THE INPUT -
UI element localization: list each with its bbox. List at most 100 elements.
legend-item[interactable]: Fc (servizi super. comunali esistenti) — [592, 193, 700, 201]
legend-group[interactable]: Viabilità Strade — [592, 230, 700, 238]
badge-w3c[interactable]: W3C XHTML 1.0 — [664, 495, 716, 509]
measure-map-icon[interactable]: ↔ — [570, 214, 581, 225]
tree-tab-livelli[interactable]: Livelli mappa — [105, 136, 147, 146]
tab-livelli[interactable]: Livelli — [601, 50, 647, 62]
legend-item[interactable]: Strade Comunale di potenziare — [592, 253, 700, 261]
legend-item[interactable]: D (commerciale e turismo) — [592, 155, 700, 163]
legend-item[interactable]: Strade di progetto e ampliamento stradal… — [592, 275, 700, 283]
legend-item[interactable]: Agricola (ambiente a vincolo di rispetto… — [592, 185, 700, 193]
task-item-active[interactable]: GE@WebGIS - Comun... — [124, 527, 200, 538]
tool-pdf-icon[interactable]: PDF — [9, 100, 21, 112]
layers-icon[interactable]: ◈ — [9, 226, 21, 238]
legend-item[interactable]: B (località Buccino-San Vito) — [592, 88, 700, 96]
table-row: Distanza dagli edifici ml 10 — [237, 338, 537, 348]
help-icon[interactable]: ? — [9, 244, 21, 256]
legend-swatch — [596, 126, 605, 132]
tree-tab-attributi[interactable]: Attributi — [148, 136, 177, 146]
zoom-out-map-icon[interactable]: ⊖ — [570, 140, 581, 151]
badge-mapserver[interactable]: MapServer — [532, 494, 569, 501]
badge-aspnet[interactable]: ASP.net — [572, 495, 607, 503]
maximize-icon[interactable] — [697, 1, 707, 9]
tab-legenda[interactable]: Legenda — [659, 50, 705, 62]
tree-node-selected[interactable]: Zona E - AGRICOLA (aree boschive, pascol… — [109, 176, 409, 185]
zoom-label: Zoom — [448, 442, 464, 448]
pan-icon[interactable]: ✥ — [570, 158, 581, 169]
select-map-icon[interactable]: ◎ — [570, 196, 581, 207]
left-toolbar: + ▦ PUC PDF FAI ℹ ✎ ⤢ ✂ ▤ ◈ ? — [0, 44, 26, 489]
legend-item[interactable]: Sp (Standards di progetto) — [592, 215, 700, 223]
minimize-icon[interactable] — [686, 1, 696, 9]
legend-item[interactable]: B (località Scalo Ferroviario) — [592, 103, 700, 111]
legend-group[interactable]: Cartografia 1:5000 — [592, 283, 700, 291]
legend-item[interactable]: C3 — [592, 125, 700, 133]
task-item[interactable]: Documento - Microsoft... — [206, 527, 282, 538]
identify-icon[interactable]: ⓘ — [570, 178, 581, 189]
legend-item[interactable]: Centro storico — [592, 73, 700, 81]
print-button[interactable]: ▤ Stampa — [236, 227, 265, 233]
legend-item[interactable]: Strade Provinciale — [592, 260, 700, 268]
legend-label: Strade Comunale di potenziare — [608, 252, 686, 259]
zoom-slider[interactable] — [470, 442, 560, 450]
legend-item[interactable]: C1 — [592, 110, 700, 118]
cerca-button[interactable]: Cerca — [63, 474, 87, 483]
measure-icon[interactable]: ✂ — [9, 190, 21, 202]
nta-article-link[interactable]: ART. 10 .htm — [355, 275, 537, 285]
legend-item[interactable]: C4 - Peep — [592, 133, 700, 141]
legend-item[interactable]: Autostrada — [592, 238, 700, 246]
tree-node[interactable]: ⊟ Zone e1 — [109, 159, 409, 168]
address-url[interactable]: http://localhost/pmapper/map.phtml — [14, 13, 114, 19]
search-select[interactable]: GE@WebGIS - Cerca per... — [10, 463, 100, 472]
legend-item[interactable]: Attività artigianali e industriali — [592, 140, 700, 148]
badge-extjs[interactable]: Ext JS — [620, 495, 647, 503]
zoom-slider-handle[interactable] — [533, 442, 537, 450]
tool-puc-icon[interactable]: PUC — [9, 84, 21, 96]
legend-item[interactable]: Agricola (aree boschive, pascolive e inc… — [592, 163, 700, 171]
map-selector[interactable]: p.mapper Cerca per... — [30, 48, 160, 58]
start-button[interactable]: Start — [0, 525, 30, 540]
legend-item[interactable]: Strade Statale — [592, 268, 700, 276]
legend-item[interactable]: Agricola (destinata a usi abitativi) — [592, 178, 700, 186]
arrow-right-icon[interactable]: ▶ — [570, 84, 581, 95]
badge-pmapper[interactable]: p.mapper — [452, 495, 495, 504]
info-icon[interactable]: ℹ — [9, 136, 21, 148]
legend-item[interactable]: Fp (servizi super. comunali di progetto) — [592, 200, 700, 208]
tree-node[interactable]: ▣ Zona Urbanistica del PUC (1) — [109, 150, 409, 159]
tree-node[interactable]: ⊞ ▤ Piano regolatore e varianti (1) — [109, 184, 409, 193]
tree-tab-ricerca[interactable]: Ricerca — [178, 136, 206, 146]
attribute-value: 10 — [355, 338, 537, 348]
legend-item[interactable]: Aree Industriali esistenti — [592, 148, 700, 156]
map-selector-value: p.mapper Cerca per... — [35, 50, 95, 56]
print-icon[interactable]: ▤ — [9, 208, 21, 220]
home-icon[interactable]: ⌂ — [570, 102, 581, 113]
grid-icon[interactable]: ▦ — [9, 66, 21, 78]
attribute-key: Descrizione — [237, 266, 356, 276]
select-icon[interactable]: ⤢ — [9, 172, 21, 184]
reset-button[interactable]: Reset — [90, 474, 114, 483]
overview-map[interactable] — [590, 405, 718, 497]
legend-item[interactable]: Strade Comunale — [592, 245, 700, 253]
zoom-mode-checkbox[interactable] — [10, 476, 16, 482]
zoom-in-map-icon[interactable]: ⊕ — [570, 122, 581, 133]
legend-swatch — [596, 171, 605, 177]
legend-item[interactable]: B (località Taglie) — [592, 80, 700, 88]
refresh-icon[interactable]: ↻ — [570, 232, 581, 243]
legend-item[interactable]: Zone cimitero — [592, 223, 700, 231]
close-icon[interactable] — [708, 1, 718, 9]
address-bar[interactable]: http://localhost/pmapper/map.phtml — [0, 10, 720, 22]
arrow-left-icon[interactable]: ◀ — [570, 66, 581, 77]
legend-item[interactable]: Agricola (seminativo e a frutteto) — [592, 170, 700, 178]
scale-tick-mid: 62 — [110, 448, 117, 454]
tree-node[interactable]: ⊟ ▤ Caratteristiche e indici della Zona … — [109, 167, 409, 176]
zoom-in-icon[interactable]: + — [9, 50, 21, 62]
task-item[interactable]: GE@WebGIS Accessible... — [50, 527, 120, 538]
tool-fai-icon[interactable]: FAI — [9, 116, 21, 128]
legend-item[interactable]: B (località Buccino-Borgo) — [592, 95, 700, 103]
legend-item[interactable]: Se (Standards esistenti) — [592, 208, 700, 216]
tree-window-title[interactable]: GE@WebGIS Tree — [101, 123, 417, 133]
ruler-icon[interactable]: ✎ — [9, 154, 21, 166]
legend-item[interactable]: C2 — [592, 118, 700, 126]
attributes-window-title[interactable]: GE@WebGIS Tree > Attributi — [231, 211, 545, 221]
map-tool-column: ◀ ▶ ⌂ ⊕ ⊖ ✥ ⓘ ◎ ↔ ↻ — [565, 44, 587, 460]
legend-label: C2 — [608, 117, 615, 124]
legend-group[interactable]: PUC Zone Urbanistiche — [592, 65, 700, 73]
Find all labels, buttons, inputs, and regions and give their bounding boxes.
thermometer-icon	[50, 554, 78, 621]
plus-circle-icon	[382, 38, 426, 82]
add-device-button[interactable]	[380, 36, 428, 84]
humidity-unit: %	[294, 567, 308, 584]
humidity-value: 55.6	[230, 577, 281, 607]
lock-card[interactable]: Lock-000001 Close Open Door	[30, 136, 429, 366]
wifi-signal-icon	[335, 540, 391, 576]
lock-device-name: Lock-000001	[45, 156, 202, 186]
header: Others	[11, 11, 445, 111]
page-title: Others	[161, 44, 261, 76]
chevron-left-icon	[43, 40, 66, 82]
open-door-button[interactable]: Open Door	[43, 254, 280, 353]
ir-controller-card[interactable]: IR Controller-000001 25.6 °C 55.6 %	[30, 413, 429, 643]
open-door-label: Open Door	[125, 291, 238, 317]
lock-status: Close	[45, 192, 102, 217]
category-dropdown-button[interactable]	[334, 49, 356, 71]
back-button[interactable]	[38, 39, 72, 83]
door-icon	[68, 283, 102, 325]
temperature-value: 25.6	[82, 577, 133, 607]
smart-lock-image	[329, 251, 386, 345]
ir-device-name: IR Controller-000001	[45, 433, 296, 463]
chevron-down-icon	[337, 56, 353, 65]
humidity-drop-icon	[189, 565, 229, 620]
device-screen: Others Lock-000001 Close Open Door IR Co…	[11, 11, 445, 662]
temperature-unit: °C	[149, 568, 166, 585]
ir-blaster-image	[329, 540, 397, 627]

--

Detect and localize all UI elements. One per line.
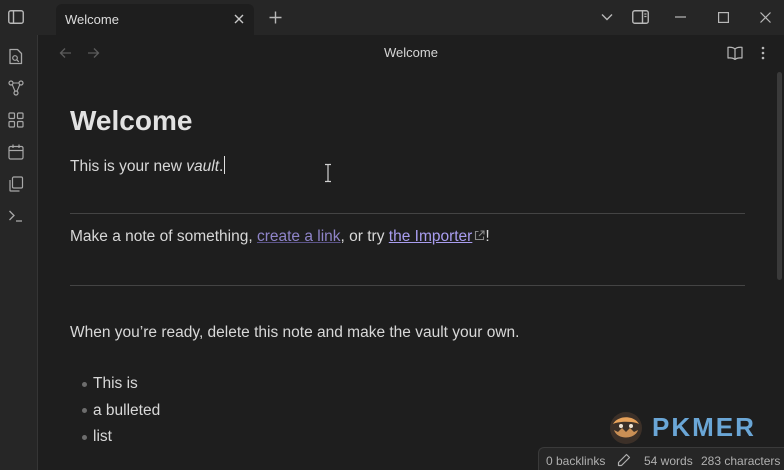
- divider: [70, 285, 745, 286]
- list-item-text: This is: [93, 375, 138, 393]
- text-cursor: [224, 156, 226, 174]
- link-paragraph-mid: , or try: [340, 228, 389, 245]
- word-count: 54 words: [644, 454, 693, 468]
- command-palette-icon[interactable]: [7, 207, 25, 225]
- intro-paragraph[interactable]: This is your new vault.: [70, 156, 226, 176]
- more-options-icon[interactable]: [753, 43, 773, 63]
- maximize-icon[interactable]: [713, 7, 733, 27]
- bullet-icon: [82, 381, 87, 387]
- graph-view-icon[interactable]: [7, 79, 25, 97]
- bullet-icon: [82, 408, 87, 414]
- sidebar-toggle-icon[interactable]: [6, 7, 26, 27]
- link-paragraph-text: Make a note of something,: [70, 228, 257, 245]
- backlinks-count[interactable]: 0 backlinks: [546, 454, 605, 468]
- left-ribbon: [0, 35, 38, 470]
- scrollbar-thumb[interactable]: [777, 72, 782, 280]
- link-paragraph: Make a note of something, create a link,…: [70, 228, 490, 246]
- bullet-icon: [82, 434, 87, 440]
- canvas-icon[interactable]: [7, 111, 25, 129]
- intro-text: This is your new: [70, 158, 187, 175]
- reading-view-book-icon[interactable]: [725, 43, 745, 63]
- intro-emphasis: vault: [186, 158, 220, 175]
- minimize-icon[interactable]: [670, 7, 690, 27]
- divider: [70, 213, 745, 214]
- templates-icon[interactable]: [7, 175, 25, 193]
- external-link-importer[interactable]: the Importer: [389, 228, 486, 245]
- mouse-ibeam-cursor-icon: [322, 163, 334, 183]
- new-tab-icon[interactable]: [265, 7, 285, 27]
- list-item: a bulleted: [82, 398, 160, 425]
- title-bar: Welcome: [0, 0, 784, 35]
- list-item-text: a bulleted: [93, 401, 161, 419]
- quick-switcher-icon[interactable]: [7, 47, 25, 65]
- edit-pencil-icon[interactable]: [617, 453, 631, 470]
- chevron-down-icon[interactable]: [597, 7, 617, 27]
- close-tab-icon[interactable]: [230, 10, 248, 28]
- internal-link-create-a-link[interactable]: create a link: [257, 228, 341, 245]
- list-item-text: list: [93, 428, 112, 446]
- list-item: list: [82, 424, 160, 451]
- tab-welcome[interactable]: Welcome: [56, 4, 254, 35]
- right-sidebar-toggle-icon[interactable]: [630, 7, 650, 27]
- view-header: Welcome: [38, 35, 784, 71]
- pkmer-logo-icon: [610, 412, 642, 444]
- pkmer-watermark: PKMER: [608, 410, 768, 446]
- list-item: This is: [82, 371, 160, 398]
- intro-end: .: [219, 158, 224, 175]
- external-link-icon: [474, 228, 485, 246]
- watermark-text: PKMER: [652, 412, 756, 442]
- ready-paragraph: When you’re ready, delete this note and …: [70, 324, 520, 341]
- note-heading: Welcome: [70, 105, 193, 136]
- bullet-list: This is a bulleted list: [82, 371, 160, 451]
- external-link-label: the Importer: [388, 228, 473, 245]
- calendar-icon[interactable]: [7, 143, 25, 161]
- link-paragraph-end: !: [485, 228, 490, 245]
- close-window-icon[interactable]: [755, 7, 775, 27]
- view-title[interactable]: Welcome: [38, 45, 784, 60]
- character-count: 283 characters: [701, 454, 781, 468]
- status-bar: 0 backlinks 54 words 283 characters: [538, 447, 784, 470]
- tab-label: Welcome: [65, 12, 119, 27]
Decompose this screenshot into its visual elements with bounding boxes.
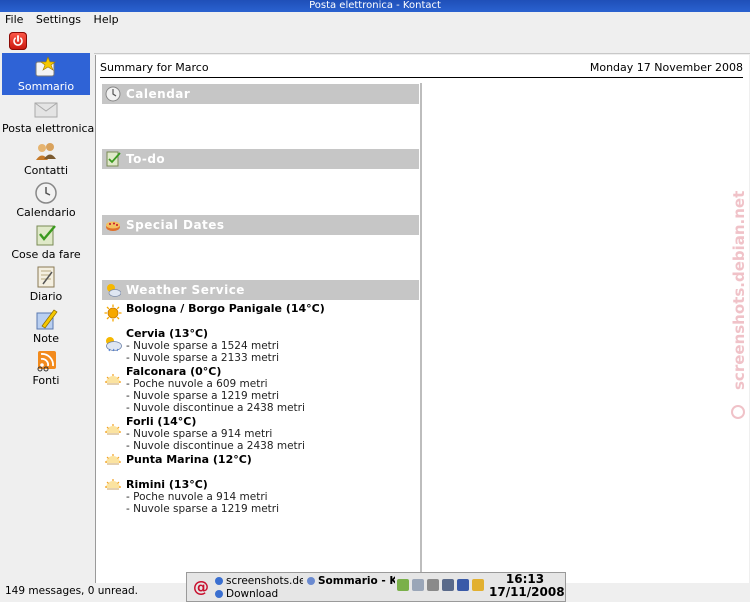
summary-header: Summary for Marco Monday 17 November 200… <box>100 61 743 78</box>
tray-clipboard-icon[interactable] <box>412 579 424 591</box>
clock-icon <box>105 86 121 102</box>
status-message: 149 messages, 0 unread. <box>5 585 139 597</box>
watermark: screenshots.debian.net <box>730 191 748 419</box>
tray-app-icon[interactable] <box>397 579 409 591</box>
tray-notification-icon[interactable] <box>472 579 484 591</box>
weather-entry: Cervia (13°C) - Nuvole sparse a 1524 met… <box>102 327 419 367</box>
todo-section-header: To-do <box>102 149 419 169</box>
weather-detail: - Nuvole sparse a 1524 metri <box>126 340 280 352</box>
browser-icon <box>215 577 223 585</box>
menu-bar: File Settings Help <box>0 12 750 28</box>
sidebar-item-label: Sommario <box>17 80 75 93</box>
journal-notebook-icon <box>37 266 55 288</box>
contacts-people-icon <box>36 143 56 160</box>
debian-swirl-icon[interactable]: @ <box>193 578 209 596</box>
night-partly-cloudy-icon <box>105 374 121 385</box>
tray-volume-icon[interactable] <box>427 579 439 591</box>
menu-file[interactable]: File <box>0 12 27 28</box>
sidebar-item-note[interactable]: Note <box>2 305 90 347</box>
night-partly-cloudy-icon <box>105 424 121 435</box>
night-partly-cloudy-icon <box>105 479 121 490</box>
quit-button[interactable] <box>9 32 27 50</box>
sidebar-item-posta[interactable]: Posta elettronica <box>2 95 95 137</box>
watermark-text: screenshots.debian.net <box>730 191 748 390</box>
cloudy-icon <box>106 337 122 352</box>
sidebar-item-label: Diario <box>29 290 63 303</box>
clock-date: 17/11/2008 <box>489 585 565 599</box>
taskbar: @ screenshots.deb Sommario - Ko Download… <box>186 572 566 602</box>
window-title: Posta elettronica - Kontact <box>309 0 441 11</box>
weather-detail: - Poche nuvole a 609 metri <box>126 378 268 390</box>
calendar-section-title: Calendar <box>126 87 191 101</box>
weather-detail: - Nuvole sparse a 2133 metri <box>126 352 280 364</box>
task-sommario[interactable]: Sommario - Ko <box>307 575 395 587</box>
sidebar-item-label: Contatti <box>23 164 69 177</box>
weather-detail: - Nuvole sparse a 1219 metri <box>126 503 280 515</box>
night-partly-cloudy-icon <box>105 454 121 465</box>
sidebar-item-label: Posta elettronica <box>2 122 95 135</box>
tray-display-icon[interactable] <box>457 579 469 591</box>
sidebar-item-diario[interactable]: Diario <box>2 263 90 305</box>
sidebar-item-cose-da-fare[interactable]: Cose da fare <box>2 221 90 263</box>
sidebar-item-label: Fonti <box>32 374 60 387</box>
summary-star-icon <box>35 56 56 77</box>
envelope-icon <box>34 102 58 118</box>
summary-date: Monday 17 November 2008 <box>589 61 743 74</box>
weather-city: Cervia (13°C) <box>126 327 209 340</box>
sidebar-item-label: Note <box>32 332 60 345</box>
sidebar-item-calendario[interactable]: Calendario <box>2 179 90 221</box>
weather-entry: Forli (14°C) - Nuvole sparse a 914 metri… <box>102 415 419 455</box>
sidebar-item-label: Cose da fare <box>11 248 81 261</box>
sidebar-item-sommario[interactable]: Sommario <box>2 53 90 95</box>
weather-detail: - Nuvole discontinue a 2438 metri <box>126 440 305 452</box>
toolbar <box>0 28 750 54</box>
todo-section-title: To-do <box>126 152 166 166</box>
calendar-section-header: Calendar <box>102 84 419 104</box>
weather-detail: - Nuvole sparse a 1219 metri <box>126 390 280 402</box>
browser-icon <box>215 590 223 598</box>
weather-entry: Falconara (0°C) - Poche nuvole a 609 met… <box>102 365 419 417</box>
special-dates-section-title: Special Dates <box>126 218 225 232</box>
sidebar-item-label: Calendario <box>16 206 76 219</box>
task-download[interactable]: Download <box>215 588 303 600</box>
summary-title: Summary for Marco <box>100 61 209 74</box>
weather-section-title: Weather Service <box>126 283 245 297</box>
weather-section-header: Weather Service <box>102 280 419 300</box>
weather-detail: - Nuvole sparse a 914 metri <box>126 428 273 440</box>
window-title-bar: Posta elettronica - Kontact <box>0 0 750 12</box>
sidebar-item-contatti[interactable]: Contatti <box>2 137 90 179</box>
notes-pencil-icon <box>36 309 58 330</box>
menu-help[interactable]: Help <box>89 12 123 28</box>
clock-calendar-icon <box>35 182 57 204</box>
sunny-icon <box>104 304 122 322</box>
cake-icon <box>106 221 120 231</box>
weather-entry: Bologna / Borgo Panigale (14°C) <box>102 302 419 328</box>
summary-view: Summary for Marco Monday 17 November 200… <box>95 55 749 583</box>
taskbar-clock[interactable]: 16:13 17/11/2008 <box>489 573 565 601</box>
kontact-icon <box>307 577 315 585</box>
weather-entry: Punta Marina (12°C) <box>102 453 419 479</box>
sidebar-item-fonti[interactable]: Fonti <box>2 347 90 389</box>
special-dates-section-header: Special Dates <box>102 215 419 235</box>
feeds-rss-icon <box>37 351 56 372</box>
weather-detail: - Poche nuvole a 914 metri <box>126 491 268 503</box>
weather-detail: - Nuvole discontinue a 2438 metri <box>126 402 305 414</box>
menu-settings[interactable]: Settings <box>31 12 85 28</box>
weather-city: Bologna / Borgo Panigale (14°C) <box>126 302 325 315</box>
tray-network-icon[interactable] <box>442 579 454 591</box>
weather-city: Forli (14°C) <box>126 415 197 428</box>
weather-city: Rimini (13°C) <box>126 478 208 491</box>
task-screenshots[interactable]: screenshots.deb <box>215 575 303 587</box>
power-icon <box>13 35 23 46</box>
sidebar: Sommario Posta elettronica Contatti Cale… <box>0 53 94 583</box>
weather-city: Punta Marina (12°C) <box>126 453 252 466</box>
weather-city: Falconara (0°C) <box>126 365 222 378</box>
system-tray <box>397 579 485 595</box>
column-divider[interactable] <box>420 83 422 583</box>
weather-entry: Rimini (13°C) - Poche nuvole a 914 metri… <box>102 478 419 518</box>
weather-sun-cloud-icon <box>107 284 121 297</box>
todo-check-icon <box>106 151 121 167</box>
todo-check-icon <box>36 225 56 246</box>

DIRECTION -
Put the rows above, from the one containing "summary-header: Summary for" down to the one containing "tray-app-icon[interactable] <box>397 579", into a numbered list, with blank lines left out.

FULL RESPONSE -
1. summary-header: Summary for Marco Monday 17 November 200… <box>100 61 743 78</box>
2. tray-clipboard-icon[interactable] <box>412 579 424 591</box>
3. clock-icon <box>105 86 121 102</box>
4. status-message: 149 messages, 0 unread. <box>5 585 139 597</box>
5. watermark: screenshots.debian.net <box>730 191 748 419</box>
6. tray-app-icon[interactable] <box>397 579 409 591</box>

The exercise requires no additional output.